§ **Goal of the exercise**
Pull out every line of the listing below where "Contributes" appears.

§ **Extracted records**

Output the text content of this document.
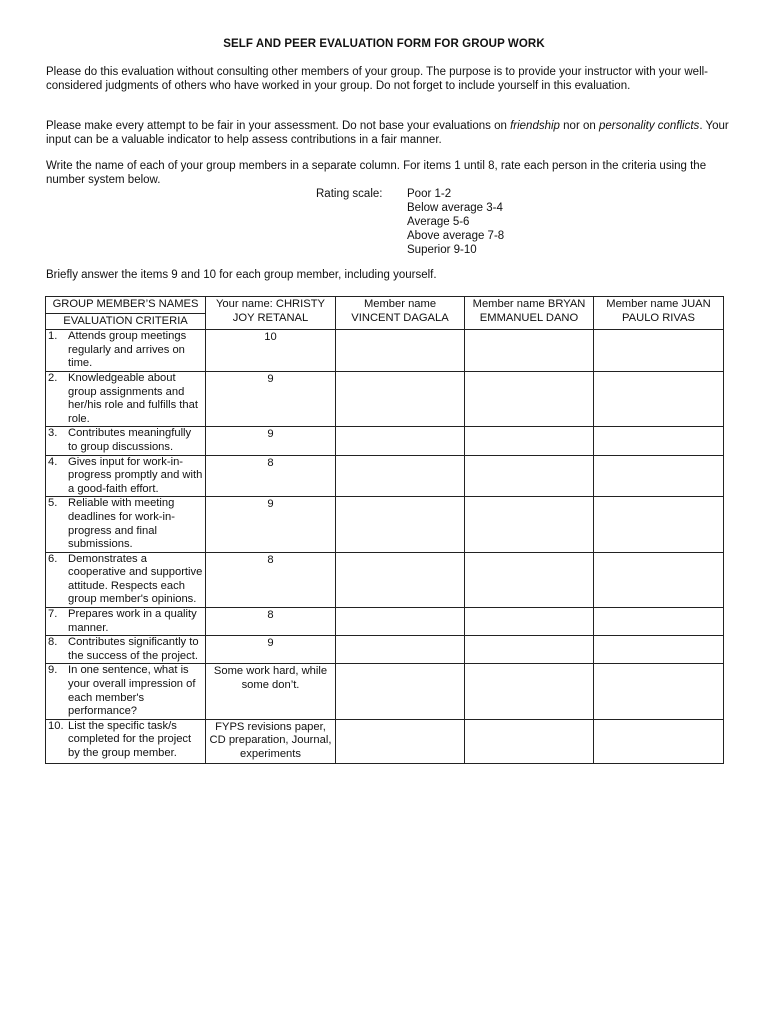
SELF AND PEER EVALUATION FORM FOR GROUP WORK
Please do this evaluation without consulting other members of your group. The purpose is to provide your instructor with your well-considered judgments of others who have worked in your group. Do not forget to include yourself in this evaluation.
Please make every attempt to be fair in your assessment. Do not base your evaluations on friendship nor on personality conflicts. Your input can be a valuable indicator to help assess contributions in a fair manner.
Write the name of each of your group members in a separate column. For items 1 until 8, rate each person in the criteria using the number system below.
Rating scale:	Poor 1-2
Below average 3-4
Average 5-6
Above average 7-8
Superior 9-10
Briefly answer the items 9 and 10 for each group member, including yourself.
GROUP MEMBER’S NAMES
EVALUATION CRITERIA	Your name: CHRISTY JOY RETANAL	Member name VINCENT DAGALA	Member name BRYAN EMMANUEL DANO	Member name JUAN PAULO RIVAS

1. Attends group meetings regularly and arrives on time.	10			

2. Knowledgeable about group assignments and her/his role and fulfills that role.	9			

3. Contributes meaningfully to group discussions.	9			

4. Gives input for work-in-progress promptly and with a good-faith effort.	8			

5. Reliable with meeting deadlines for work-in-progress and final submissions.	9			

6. Demonstrates a cooperative and supportive attitude. Respects each group member's opinions.	8			

7. Prepares work in a quality manner.	8			

8. Contributes significantly to the success of the project.	9			

9. In one sentence, what is your overall impression of each member's performance?	Some work hard, while some don’t.			

10. List the specific task/s completed for the project by the group member.	FYPS revisions paper, CD preparation, Journal, experiments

§ **Finished exercise**
3. Contributes meaningfully to group discussions.	9			
8. Contributes significantly to the success of the project.	9			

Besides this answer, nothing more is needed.